[Collected data entries]

* START *

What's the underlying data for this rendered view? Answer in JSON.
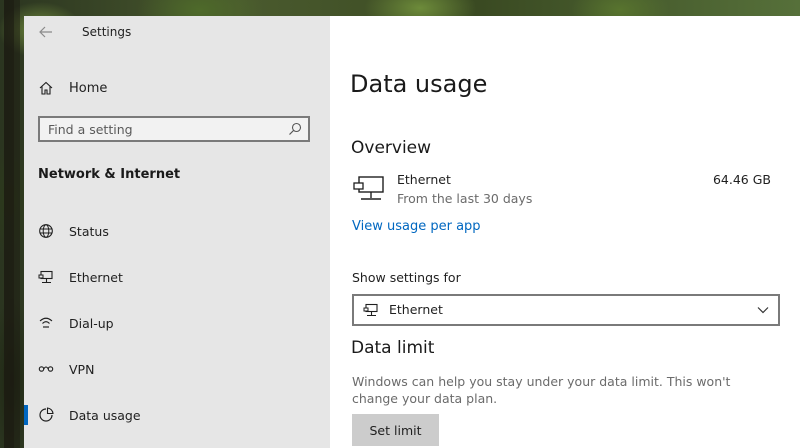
{
  "window": {
    "title": "Settings"
  },
  "sidebar": {
    "home_label": "Home",
    "search": {
      "placeholder": "Find a setting",
      "value": ""
    },
    "section_heading": "Network & Internet",
    "items": [
      {
        "label": "Status",
        "icon": "globe-icon",
        "selected": false
      },
      {
        "label": "Ethernet",
        "icon": "ethernet-icon",
        "selected": false
      },
      {
        "label": "Dial-up",
        "icon": "dialup-icon",
        "selected": false
      },
      {
        "label": "VPN",
        "icon": "vpn-icon",
        "selected": false
      },
      {
        "label": "Data usage",
        "icon": "data-usage-icon",
        "selected": true
      }
    ]
  },
  "main": {
    "title": "Data usage",
    "overview": {
      "heading": "Overview",
      "network_name": "Ethernet",
      "period": "From the last 30 days",
      "total": "64.46 GB",
      "icon": "ethernet-icon"
    },
    "view_usage_link": "View usage per app",
    "show_settings": {
      "label": "Show settings for",
      "selected": "Ethernet"
    },
    "data_limit": {
      "heading": "Data limit",
      "description": "Windows can help you stay under your data limit. This won't change your data plan.",
      "button_label": "Set limit"
    }
  },
  "colors": {
    "accent": "#0067c0",
    "sidebar_bg": "#e6e6e6",
    "main_bg": "#ffffff",
    "button_bg": "#cccccc"
  }
}
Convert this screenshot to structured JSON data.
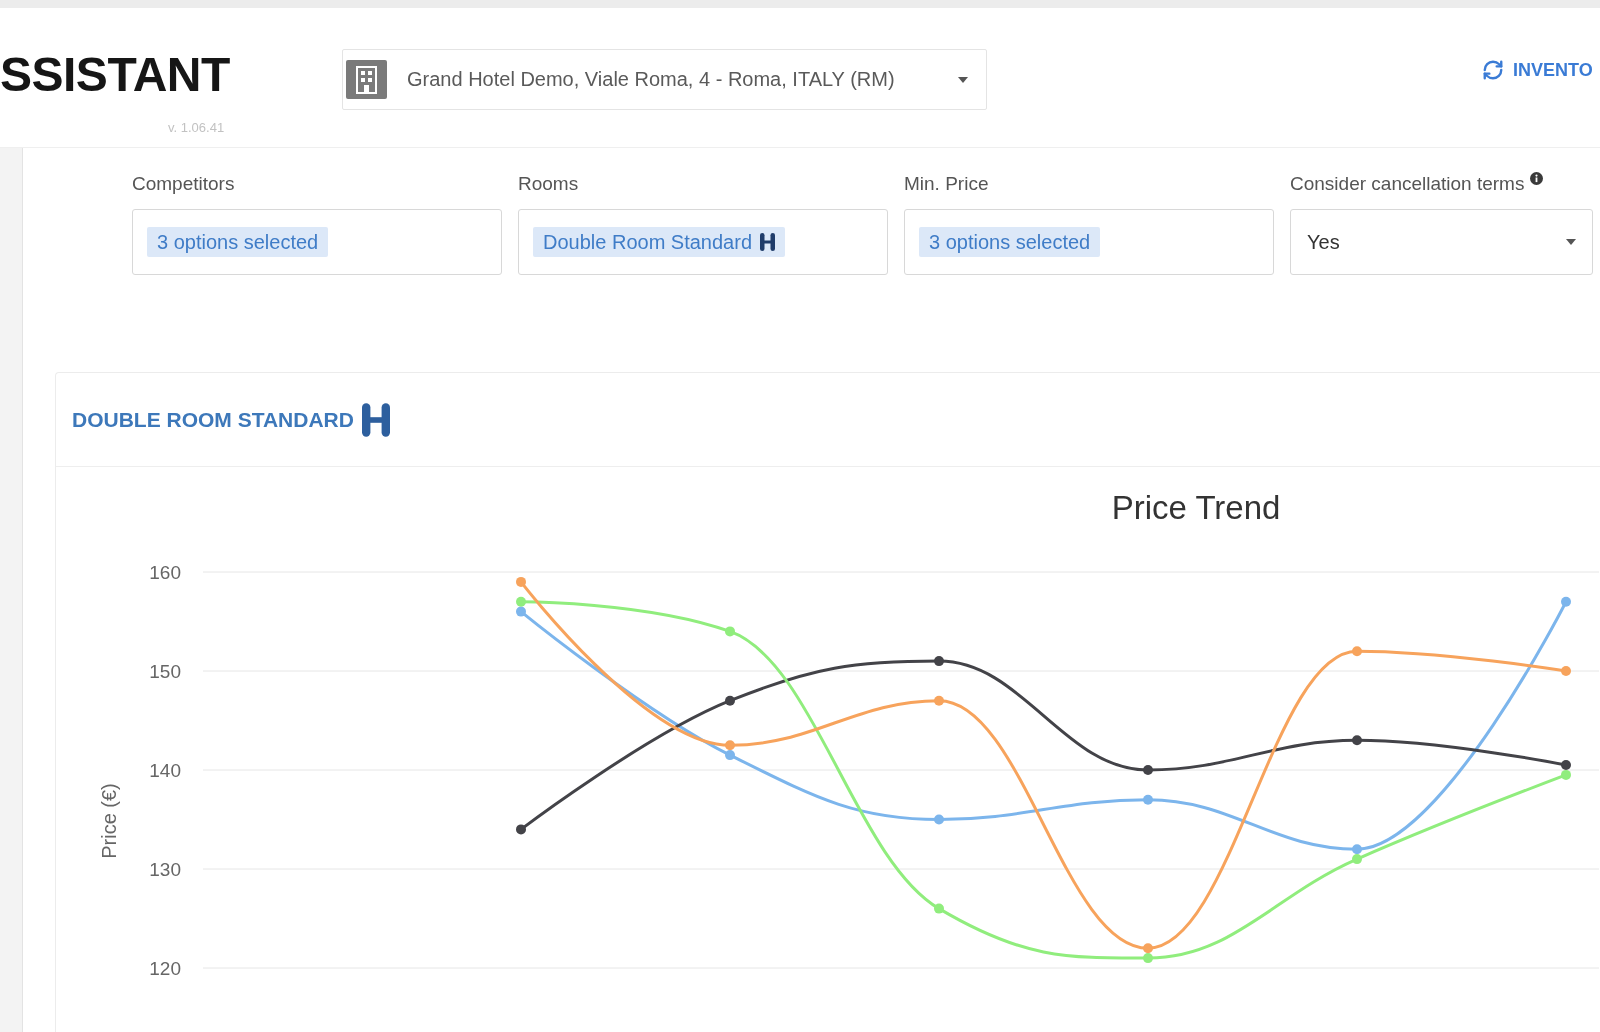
{
  "header": {
    "logo": "SSISTANT",
    "version": "v. 1.06.41",
    "hotel_select": {
      "value": "Grand Hotel Demo, Viale Roma, 4 - Roma, ITALY (RM)"
    },
    "link": "INVENTO"
  },
  "filters": [
    {
      "label": "Competitors",
      "kind": "multiselect",
      "info": false,
      "tag": {
        "text": "3 options selected",
        "kind": "text"
      }
    },
    {
      "label": "Rooms",
      "kind": "multiselect",
      "info": false,
      "tag": {
        "text": "Double Room Standard",
        "kind": "room"
      }
    },
    {
      "label": "Min. Price",
      "kind": "multiselect",
      "info": false,
      "tag": {
        "text": "3 options selected",
        "kind": "text"
      }
    },
    {
      "label": "Consider cancellation terms",
      "kind": "select",
      "info": true,
      "value": "Yes"
    }
  ],
  "section": {
    "title": "DOUBLE ROOM STANDARD",
    "chart_data": {
      "type": "line",
      "title": "Price Trend",
      "ylabel": "Price (€)",
      "ylim": [
        120,
        160
      ],
      "yticks": [
        120,
        130,
        140,
        150,
        160
      ],
      "grid": true,
      "series": [
        {
          "color": "#7cb5ec",
          "marker": "circle",
          "values": [
            156,
            141.5,
            135,
            137,
            132,
            157
          ]
        },
        {
          "color": "#434348",
          "marker": "circle",
          "values": [
            134,
            147,
            151,
            140,
            143,
            140.5
          ]
        },
        {
          "color": "#90ed7d",
          "marker": "circle",
          "values": [
            157,
            154,
            126,
            121,
            131,
            139.5
          ]
        },
        {
          "color": "#f7a35c",
          "marker": "circle",
          "values": [
            159,
            142.5,
            147,
            122,
            152,
            150
          ]
        }
      ]
    }
  }
}
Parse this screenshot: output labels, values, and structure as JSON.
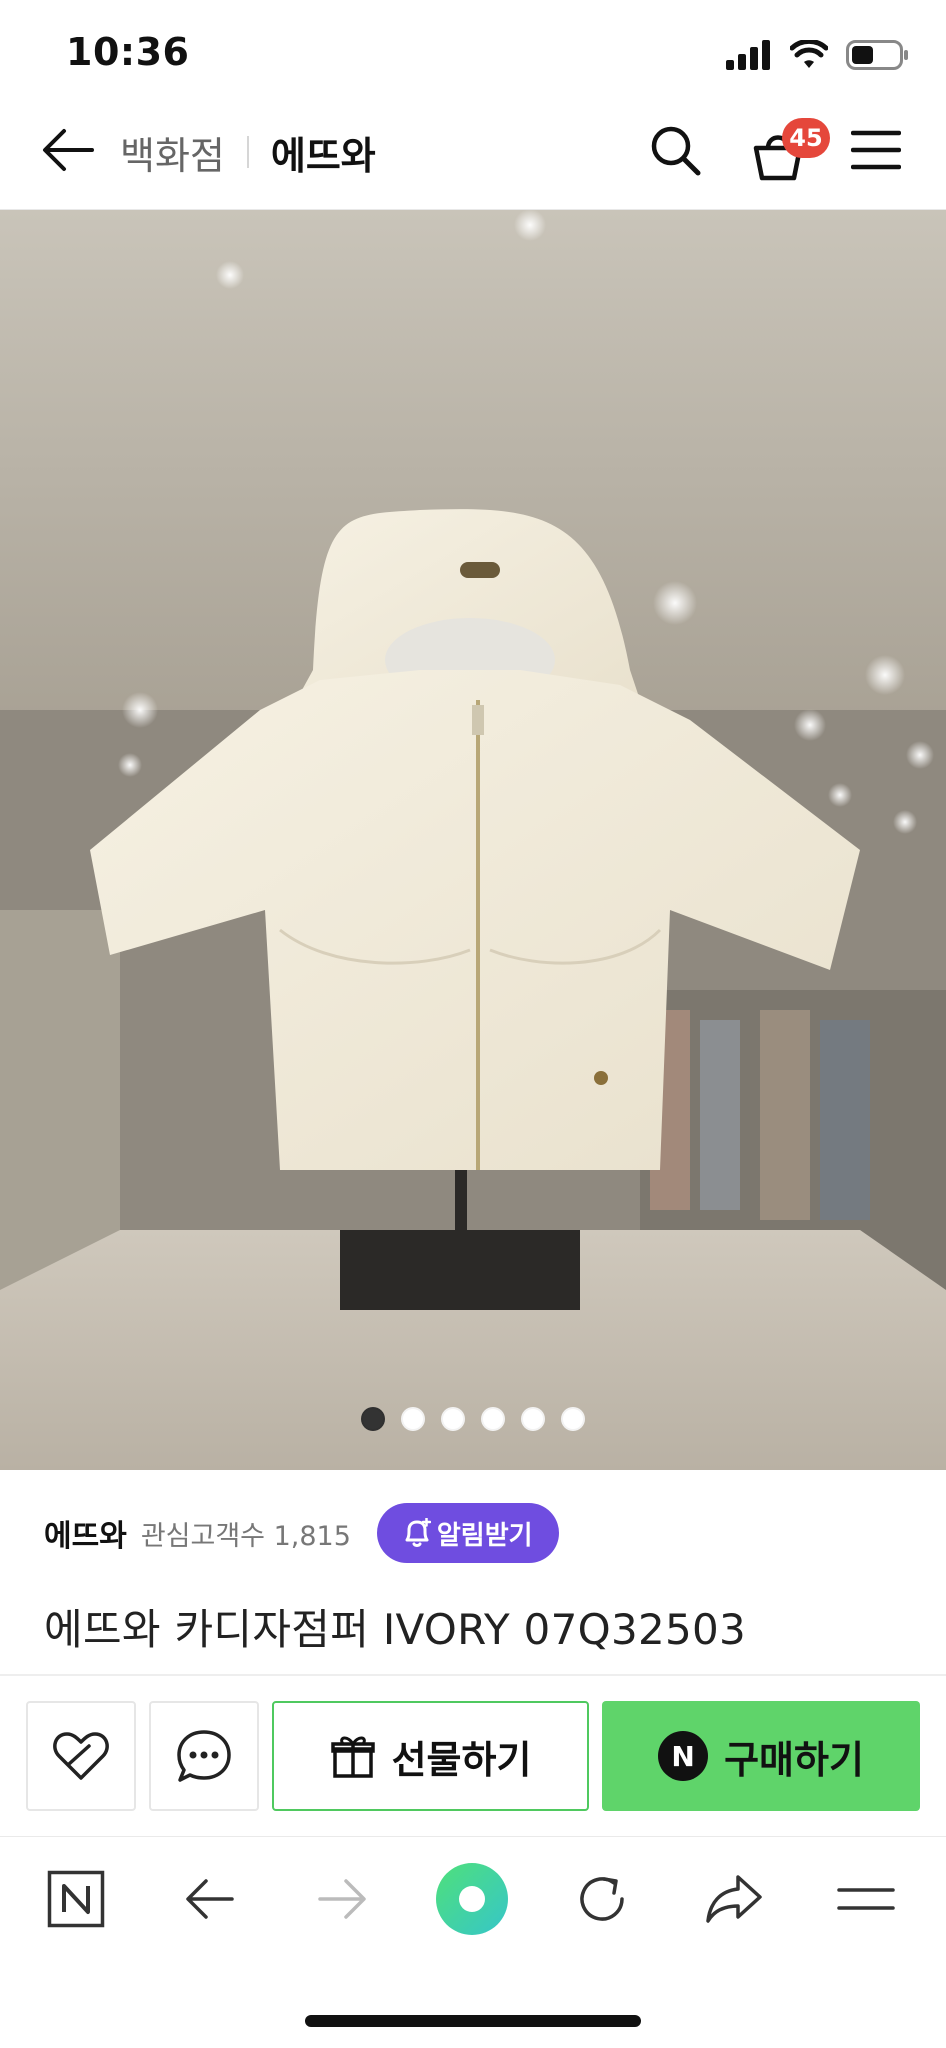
{
  "status_bar": {
    "time": "10:36",
    "battery_level": 0.45
  },
  "header": {
    "parent_label": "백화점",
    "current_label": "에뜨와",
    "cart_count": "45",
    "badge_color": "#e5473b"
  },
  "gallery": {
    "total_images": 6,
    "active_index": 0
  },
  "store": {
    "name": "에뜨와",
    "followers_text": "관심고객수 1,815",
    "alarm_label": "알림받기",
    "alarm_color": "#6f4de0"
  },
  "product": {
    "title": "에뜨와 카디자점퍼 IVORY 07Q32503"
  },
  "actions": {
    "gift_label": "선물하기",
    "buy_label": "구매하기",
    "buy_badge": "N",
    "buy_color": "#5fd46a"
  },
  "browser_toolbar": {
    "icons": [
      "naver-home-icon",
      "back-arrow-icon",
      "forward-arrow-icon",
      "green-dot-icon",
      "refresh-icon",
      "share-icon",
      "menu-icon"
    ]
  }
}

* END *

● **Challenge**
Quote every line word for word and keep the images out of the copy.

● **Solution to this problem**
What's the underlying data for this rendered view? Answer in JSON.
{
  "window": {
    "title": "Settings"
  },
  "sidebar": {
    "home_label": "Home",
    "search": {
      "placeholder": "Find a setting",
      "value": ""
    },
    "section_heading": "Network & Internet",
    "items": [
      {
        "label": "Status",
        "icon": "globe-icon",
        "selected": false
      },
      {
        "label": "Ethernet",
        "icon": "ethernet-icon",
        "selected": false
      },
      {
        "label": "Dial-up",
        "icon": "dialup-icon",
        "selected": false
      },
      {
        "label": "VPN",
        "icon": "vpn-icon",
        "selected": false
      },
      {
        "label": "Data usage",
        "icon": "data-usage-icon",
        "selected": true
      }
    ]
  },
  "main": {
    "title": "Data usage",
    "overview": {
      "heading": "Overview",
      "network_name": "Ethernet",
      "period": "From the last 30 days",
      "total": "64.46 GB",
      "icon": "ethernet-icon"
    },
    "view_usage_link": "View usage per app",
    "show_settings": {
      "label": "Show settings for",
      "selected": "Ethernet"
    },
    "data_limit": {
      "heading": "Data limit",
      "description": "Windows can help you stay under your data limit. This won't change your data plan.",
      "button_label": "Set limit"
    }
  },
  "colors": {
    "accent": "#0067c0",
    "sidebar_bg": "#e6e6e6",
    "main_bg": "#ffffff",
    "button_bg": "#cccccc"
  }
}
Convert this screenshot to structured JSON data.
{
  "header": {
    "logo": "SSISTANT",
    "version": "v. 1.06.41",
    "hotel_select": {
      "value": "Grand Hotel Demo, Viale Roma, 4 - Roma, ITALY (RM)"
    },
    "link": "INVENTO"
  },
  "filters": [
    {
      "label": "Competitors",
      "kind": "multiselect",
      "info": false,
      "tag": {
        "text": "3 options selected",
        "kind": "text"
      }
    },
    {
      "label": "Rooms",
      "kind": "multiselect",
      "info": false,
      "tag": {
        "text": "Double Room Standard",
        "kind": "room"
      }
    },
    {
      "label": "Min. Price",
      "kind": "multiselect",
      "info": false,
      "tag": {
        "text": "3 options selected",
        "kind": "text"
      }
    },
    {
      "label": "Consider cancellation terms",
      "kind": "select",
      "info": true,
      "value": "Yes"
    }
  ],
  "section": {
    "title": "DOUBLE ROOM STANDARD",
    "chart_data": {
      "type": "line",
      "title": "Price Trend",
      "ylabel": "Price (€)",
      "ylim": [
        120,
        160
      ],
      "yticks": [
        120,
        130,
        140,
        150,
        160
      ],
      "grid": true,
      "series": [
        {
          "color": "#7cb5ec",
          "marker": "circle",
          "values": [
            156,
            141.5,
            135,
            137,
            132,
            157
          ]
        },
        {
          "color": "#434348",
          "marker": "circle",
          "values": [
            134,
            147,
            151,
            140,
            143,
            140.5
          ]
        },
        {
          "color": "#90ed7d",
          "marker": "circle",
          "values": [
            157,
            154,
            126,
            121,
            131,
            139.5
          ]
        },
        {
          "color": "#f7a35c",
          "marker": "circle",
          "values": [
            159,
            142.5,
            147,
            122,
            152,
            150
          ]
        }
      ]
    }
  }
}
Parse this screenshot: output labels, values, and structure as JSON.
{
  "status_bar": {
    "time": "10:36",
    "battery_level": 0.45
  },
  "header": {
    "parent_label": "백화점",
    "current_label": "에뜨와",
    "cart_count": "45",
    "badge_color": "#e5473b"
  },
  "gallery": {
    "total_images": 6,
    "active_index": 0
  },
  "store": {
    "name": "에뜨와",
    "followers_text": "관심고객수 1,815",
    "alarm_label": "알림받기",
    "alarm_color": "#6f4de0"
  },
  "product": {
    "title": "에뜨와 카디자점퍼 IVORY 07Q32503"
  },
  "actions": {
    "gift_label": "선물하기",
    "buy_label": "구매하기",
    "buy_badge": "N",
    "buy_color": "#5fd46a"
  },
  "browser_toolbar": {
    "icons": [
      "naver-home-icon",
      "back-arrow-icon",
      "forward-arrow-icon",
      "green-dot-icon",
      "refresh-icon",
      "share-icon",
      "menu-icon"
    ]
  }
}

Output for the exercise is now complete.